Required tasks:
A. In the forum post about a traumatic birth, what condition has the writer developed that led to being readmitted to hospital?
B. Say whether each statement agrees with the forum post about a traumatic birth, giving yes or no and quoting the words that decide it: (i) The writer spent the labour on a regular labour ward. (ii) The writer's GP has arranged counseling. (iii) The hospital found the writer a different room.

Document extract:
========================================
Share your dilemmas and get honest opinions from other Mumsnetters.

Traumatic birth. Readmitted to same room

118 replies

CarmelitasMango · 08/11/2018 18:45

Probably am BU as I know how short staffed the NHS is and how few beds there are. I know I'm lucky to have this healthcare, and am more looking for words of wisdom rather than to be told IABU.

I had a very traumatic birth 2 weeks ago. Huge failings on the midwives part, had a debrief and it's now sitting with the head of midwives who is going to contact me soon as she's not happy with what happened.

I was ignored and mistreated throughout my labour, and am now extremely down because of it and am being closely monitored by HV. I feel I am developing PND and GP agrees and has arranged for me to receive some counselling.

I now have endometritis and have been readmitted to hospital. The exact same side room I laboured in (nobody believed I was in labour so spent my entire labour in the MAU). It's brought back huge floods of memories and I've asked to be moved... they have no beds elsewhere... full!

What do I do? I can't cope with being here and just want to floor to swallow me up. I can hear babies crying and women in labour and I'm just so stressed by it all. If I could wish for anything it would be to give birth again without the trauma, which is how it could and should have been had my midwife been competent. Yes, if I had a choice I would go through it all again tomorrow. Listening to labouring women is for some reason really, really hard. WIBU to ask to switch me with someone else? Is that excessive? I feel IABU but this is really hard...
========================================
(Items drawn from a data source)
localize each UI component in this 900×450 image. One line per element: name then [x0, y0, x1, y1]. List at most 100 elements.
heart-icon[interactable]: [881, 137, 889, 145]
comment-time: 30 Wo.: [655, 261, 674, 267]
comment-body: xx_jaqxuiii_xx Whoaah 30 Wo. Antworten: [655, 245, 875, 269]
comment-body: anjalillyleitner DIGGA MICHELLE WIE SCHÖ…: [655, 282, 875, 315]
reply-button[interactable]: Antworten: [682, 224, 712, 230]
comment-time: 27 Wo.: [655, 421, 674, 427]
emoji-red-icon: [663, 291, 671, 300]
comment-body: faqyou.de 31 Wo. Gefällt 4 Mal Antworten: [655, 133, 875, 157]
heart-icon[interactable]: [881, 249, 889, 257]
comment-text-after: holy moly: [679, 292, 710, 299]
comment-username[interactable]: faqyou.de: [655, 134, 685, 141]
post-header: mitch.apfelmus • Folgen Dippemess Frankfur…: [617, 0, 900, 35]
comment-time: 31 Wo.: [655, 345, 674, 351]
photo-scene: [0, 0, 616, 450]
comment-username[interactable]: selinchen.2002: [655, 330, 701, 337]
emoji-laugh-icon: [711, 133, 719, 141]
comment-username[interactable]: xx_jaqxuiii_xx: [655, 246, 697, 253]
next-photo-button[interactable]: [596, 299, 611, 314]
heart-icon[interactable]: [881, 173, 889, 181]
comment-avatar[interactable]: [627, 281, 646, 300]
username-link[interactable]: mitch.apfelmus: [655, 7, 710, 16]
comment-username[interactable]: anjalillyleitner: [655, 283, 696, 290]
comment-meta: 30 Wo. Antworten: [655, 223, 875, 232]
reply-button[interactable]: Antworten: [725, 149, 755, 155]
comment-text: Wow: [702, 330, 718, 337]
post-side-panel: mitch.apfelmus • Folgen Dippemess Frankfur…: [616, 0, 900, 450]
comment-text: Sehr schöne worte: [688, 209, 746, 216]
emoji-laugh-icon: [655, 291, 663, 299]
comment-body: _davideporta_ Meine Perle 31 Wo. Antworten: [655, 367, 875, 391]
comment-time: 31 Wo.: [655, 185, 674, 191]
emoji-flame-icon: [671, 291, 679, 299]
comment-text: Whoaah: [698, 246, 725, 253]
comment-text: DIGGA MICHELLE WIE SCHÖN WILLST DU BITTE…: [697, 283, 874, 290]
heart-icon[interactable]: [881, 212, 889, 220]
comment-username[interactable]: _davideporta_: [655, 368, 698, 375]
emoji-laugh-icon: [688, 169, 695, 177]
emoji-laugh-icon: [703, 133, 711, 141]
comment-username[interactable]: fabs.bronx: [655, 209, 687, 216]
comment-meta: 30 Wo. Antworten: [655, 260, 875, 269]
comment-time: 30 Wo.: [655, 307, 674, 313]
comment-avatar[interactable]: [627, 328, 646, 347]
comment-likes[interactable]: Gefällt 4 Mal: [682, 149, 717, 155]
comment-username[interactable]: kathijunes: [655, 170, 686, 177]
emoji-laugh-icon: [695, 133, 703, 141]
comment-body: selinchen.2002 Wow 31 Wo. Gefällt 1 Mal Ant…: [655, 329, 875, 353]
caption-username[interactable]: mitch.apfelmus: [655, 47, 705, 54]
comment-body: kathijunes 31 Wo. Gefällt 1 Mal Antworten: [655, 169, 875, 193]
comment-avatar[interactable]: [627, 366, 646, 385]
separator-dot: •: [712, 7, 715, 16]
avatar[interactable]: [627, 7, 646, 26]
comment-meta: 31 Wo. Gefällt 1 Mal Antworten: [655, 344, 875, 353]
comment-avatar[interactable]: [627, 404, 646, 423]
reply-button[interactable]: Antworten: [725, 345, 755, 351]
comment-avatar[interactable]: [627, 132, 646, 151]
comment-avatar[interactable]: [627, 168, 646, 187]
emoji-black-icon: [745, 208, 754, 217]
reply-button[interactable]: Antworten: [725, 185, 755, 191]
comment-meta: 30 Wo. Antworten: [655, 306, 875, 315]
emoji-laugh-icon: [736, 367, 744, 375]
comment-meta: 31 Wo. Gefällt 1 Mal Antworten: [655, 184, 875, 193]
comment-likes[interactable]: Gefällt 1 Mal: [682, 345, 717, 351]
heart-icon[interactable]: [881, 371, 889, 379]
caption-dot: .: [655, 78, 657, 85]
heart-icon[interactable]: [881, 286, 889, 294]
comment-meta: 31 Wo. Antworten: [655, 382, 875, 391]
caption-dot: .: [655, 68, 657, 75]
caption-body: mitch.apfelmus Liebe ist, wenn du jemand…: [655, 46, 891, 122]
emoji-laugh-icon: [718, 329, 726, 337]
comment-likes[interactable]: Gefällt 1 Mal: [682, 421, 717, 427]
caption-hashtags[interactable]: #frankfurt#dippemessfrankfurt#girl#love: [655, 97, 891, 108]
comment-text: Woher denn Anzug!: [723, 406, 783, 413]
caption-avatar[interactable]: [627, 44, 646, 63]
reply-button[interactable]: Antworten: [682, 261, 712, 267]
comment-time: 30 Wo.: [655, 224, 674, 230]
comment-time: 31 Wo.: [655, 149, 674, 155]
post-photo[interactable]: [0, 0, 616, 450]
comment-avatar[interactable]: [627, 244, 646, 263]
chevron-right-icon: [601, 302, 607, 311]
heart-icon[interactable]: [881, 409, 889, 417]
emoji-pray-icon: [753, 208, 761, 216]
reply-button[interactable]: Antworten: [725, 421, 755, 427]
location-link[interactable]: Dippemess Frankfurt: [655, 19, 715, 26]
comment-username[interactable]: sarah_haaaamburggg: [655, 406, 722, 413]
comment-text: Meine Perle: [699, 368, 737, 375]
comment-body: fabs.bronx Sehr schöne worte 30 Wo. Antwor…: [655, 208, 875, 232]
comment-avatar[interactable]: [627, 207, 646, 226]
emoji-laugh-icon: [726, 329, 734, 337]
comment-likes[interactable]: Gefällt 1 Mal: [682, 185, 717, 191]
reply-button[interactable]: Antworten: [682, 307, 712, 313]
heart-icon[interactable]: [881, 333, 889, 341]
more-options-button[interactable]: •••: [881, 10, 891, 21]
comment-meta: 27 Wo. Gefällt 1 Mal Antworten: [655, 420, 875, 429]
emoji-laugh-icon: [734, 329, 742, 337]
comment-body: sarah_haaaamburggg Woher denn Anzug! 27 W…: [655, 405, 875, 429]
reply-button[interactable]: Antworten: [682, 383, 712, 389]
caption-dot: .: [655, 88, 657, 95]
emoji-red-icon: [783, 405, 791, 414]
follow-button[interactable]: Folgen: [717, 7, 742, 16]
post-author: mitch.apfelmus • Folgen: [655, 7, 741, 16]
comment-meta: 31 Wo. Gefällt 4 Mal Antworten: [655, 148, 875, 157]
========================================
Task results:
A. Endometritis.

B.
(i) No: "spent my entire labour in the MAU"
(ii) Yes: "GP agrees and has arranged for me to receive some counselling"
(iii) No: "they have no beds elsewhere... full!"